GIVEN INSTRUCTION: Print the records below exactly as they appear.

----------------

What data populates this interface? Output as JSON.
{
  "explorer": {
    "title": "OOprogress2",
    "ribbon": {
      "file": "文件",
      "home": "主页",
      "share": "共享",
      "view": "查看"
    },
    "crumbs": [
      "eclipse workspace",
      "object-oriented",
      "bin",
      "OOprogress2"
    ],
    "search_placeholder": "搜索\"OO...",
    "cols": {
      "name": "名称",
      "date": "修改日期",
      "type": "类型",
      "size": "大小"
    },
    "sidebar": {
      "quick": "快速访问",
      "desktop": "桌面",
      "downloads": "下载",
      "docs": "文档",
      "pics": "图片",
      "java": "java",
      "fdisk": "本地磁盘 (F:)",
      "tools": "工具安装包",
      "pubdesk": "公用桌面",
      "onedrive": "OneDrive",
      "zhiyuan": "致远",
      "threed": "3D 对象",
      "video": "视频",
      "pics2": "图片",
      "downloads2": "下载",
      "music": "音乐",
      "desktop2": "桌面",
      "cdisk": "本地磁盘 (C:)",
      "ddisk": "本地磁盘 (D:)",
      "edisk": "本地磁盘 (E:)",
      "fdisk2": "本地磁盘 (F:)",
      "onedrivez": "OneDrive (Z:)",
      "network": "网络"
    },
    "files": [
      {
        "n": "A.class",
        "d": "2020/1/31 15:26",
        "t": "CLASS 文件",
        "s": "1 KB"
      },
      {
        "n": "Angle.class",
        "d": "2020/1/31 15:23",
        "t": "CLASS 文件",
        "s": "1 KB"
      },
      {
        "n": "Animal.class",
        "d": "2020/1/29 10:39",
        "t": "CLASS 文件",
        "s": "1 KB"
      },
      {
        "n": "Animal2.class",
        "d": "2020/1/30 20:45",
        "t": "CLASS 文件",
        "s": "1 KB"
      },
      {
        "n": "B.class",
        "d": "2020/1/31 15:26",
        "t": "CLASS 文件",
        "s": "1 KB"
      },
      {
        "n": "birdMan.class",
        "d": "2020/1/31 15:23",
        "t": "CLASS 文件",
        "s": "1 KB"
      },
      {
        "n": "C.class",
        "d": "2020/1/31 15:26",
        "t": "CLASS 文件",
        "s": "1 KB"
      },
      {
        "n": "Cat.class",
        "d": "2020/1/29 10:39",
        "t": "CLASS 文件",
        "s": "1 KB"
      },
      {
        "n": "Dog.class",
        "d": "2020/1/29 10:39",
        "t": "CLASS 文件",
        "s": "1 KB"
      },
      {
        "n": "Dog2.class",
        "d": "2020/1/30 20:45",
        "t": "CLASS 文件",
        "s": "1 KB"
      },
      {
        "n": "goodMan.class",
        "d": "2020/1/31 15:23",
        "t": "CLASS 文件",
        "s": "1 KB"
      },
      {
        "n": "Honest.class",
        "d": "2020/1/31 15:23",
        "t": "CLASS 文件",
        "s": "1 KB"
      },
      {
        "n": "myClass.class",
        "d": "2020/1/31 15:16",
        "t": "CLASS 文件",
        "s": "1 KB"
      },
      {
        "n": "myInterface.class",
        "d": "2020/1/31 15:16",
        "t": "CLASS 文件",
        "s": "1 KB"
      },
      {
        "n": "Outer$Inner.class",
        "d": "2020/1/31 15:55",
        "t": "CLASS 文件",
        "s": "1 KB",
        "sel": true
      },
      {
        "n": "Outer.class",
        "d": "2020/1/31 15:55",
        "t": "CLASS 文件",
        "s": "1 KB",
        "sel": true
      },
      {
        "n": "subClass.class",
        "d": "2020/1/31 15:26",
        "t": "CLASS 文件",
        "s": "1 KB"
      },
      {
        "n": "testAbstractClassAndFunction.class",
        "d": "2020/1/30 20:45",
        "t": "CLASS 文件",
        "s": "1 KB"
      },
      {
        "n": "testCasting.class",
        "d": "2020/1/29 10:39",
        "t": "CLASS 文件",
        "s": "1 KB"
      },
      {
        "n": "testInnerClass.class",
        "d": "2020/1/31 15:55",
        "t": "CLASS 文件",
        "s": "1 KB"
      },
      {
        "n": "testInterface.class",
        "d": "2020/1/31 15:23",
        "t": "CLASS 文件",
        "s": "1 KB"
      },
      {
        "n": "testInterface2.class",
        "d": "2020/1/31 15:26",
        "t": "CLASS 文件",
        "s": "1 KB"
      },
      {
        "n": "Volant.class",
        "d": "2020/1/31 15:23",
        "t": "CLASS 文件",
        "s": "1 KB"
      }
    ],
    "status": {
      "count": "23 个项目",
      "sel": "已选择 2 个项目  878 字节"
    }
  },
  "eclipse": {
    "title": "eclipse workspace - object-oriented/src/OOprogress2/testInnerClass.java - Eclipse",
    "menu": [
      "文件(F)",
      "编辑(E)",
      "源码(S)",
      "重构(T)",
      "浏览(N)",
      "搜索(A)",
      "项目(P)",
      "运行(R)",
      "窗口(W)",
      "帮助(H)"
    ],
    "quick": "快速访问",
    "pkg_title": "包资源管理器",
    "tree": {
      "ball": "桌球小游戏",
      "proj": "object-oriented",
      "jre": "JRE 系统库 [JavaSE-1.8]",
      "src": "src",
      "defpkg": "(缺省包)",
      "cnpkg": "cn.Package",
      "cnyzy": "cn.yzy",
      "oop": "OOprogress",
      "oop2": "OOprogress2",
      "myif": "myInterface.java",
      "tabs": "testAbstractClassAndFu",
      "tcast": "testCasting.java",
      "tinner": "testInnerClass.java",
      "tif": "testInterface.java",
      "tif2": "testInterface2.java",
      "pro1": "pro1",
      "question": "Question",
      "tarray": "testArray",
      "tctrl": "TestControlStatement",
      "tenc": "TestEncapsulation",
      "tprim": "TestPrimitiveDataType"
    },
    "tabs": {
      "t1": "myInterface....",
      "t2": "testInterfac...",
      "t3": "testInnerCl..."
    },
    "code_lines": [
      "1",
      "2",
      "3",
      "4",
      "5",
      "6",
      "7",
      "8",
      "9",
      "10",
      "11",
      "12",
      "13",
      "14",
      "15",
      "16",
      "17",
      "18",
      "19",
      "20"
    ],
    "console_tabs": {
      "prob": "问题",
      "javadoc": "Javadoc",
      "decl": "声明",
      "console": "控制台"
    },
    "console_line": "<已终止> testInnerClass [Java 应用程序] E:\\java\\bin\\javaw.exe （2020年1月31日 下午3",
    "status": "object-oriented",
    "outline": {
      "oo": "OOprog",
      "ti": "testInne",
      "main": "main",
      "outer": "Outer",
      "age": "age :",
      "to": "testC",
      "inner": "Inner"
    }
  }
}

----------------

EXERCISE SOLUTION:
What data populates this interface? Output as JSON.
{
  "explorer": {
    "title": "OOprogress2",
    "ribbon": {
      "file": "文件",
      "home": "主页",
      "share": "共享",
      "view": "查看"
    },
    "crumbs": [
      "eclipse workspace",
      "object-oriented",
      "bin",
      "OOprogress2"
    ],
    "search_placeholder": "搜索\"OO...",
    "cols": {
      "name": "名称",
      "date": "修改日期",
      "type": "类型",
      "size": "大小"
    },
    "sidebar": {
      "quick": "快速访问",
      "desktop": "桌面",
      "downloads": "下载",
      "docs": "文档",
      "pics": "图片",
      "java": "java",
      "fdisk": "本地磁盘 (F:)",
      "tools": "工具安装包",
      "pubdesk": "公用桌面",
      "onedrive": "OneDrive",
      "zhiyuan": "致远",
      "threed": "3D 对象",
      "video": "视频",
      "pics2": "图片",
      "downloads2": "下载",
      "music": "音乐",
      "desktop2": "桌面",
      "cdisk": "本地磁盘 (C:)",
      "ddisk": "本地磁盘 (D:)",
      "edisk": "本地磁盘 (E:)",
      "fdisk2": "本地磁盘 (F:)",
      "onedrivez": "OneDrive (Z:)",
      "network": "网络"
    },
    "files": [
      {
        "n": "A.class",
        "d": "2020/1/31 15:26",
        "t": "CLASS 文件",
        "s": "1 KB"
      },
      {
        "n": "Angle.class",
        "d": "2020/1/31 15:23",
        "t": "CLASS 文件",
        "s": "1 KB"
      },
      {
        "n": "Animal.class",
        "d": "2020/1/29 10:39",
        "t": "CLASS 文件",
        "s": "1 KB"
      },
      {
        "n": "Animal2.class",
        "d": "2020/1/30 20:45",
        "t": "CLASS 文件",
        "s": "1 KB"
      },
      {
        "n": "B.class",
        "d": "2020/1/31 15:26",
        "t": "CLASS 文件",
        "s": "1 KB"
      },
      {
        "n": "birdMan.class",
        "d": "2020/1/31 15:23",
        "t": "CLASS 文件",
        "s": "1 KB"
      },
      {
        "n": "C.class",
        "d": "2020/1/31 15:26",
        "t": "CLASS 文件",
        "s": "1 KB"
      },
      {
        "n": "Cat.class",
        "d": "2020/1/29 10:39",
        "t": "CLASS 文件",
        "s": "1 KB"
      },
      {
        "n": "Dog.class",
        "d": "2020/1/29 10:39",
        "t": "CLASS 文件",
        "s": "1 KB"
      },
      {
        "n": "Dog2.class",
        "d": "2020/1/30 20:45",
        "t": "CLASS 文件",
        "s": "1 KB"
      },
      {
        "n": "goodMan.class",
        "d": "2020/1/31 15:23",
        "t": "CLASS 文件",
        "s": "1 KB"
      },
      {
        "n": "Honest.class",
        "d": "2020/1/31 15:23",
        "t": "CLASS 文件",
        "s": "1 KB"
      },
      {
        "n": "myClass.class",
        "d": "2020/1/31 15:16",
        "t": "CLASS 文件",
        "s": "1 KB"
      },
      {
        "n": "myInterface.class",
        "d": "2020/1/31 15:16",
        "t": "CLASS 文件",
        "s": "1 KB"
      },
      {
        "n": "Outer$Inner.class",
        "d": "2020/1/31 15:55",
        "t": "CLASS 文件",
        "s": "1 KB",
        "sel": true
      },
      {
        "n": "Outer.class",
        "d": "2020/1/31 15:55",
        "t": "CLASS 文件",
        "s": "1 KB",
        "sel": true
      },
      {
        "n": "subClass.class",
        "d": "2020/1/31 15:26",
        "t": "CLASS 文件",
        "s": "1 KB"
      },
      {
        "n": "testAbstractClassAndFunction.class",
        "d": "2020/1/30 20:45",
        "t": "CLASS 文件",
        "s": "1 KB"
      },
      {
        "n": "testCasting.class",
        "d": "2020/1/29 10:39",
        "t": "CLASS 文件",
        "s": "1 KB"
      },
      {
        "n": "testInnerClass.class",
        "d": "2020/1/31 15:55",
        "t": "CLASS 文件",
        "s": "1 KB"
      },
      {
        "n": "testInterface.class",
        "d": "2020/1/31 15:23",
        "t": "CLASS 文件",
        "s": "1 KB"
      },
      {
        "n": "testInterface2.class",
        "d": "2020/1/31 15:26",
        "t": "CLASS 文件",
        "s": "1 KB"
      },
      {
        "n": "Volant.class",
        "d": "2020/1/31 15:23",
        "t": "CLASS 文件",
        "s": "1 KB"
      }
    ],
    "status": {
      "count": "23 个项目",
      "sel": "已选择 2 个项目  878 字节"
    }
  },
  "eclipse": {
    "title": "eclipse workspace - object-oriented/src/OOprogress2/testInnerClass.java - Eclipse",
    "menu": [
      "文件(F)",
      "编辑(E)",
      "源码(S)",
      "重构(T)",
      "浏览(N)",
      "搜索(A)",
      "项目(P)",
      "运行(R)",
      "窗口(W)",
      "帮助(H)"
    ],
    "quick": "快速访问",
    "pkg_title": "包资源管理器",
    "tree": {
      "ball": "桌球小游戏",
      "proj": "object-oriented",
      "jre": "JRE 系统库 [JavaSE-1.8]",
      "src": "src",
      "defpkg": "(缺省包)",
      "cnpkg": "cn.Package",
      "cnyzy": "cn.yzy",
      "oop": "OOprogress",
      "oop2": "OOprogress2",
      "myif": "myInterface.java",
      "tabs": "testAbstractClassAndFu",
      "tcast": "testCasting.java",
      "tinner": "testInnerClass.java",
      "tif": "testInterface.java",
      "tif2": "testInterface2.java",
      "pro1": "pro1",
      "question": "Question",
      "tarray": "testArray",
      "tctrl": "TestControlStatement",
      "tenc": "TestEncapsulation",
      "tprim": "TestPrimitiveDataType"
    },
    "tabs": {
      "t1": "myInterface....",
      "t2": "testInterfac...",
      "t3": "testInnerCl..."
    },
    "code_lines": [
      "1",
      "2",
      "3",
      "4",
      "5",
      "6",
      "7",
      "8",
      "9",
      "10",
      "11",
      "12",
      "13",
      "14",
      "15",
      "16",
      "17",
      "18",
      "19",
      "20"
    ],
    "console_tabs": {
      "prob": "问题",
      "javadoc": "Javadoc",
      "decl": "声明",
      "console": "控制台"
    },
    "console_line": "<已终止> testInnerClass [Java 应用程序] E:\\java\\bin\\javaw.exe （2020年1月31日 下午3",
    "status": "object-oriented",
    "outline": {
      "oo": "OOprog",
      "ti": "testInne",
      "main": "main",
      "outer": "Outer",
      "age": "age :",
      "to": "testC",
      "inner": "Inner"
    }
  }
}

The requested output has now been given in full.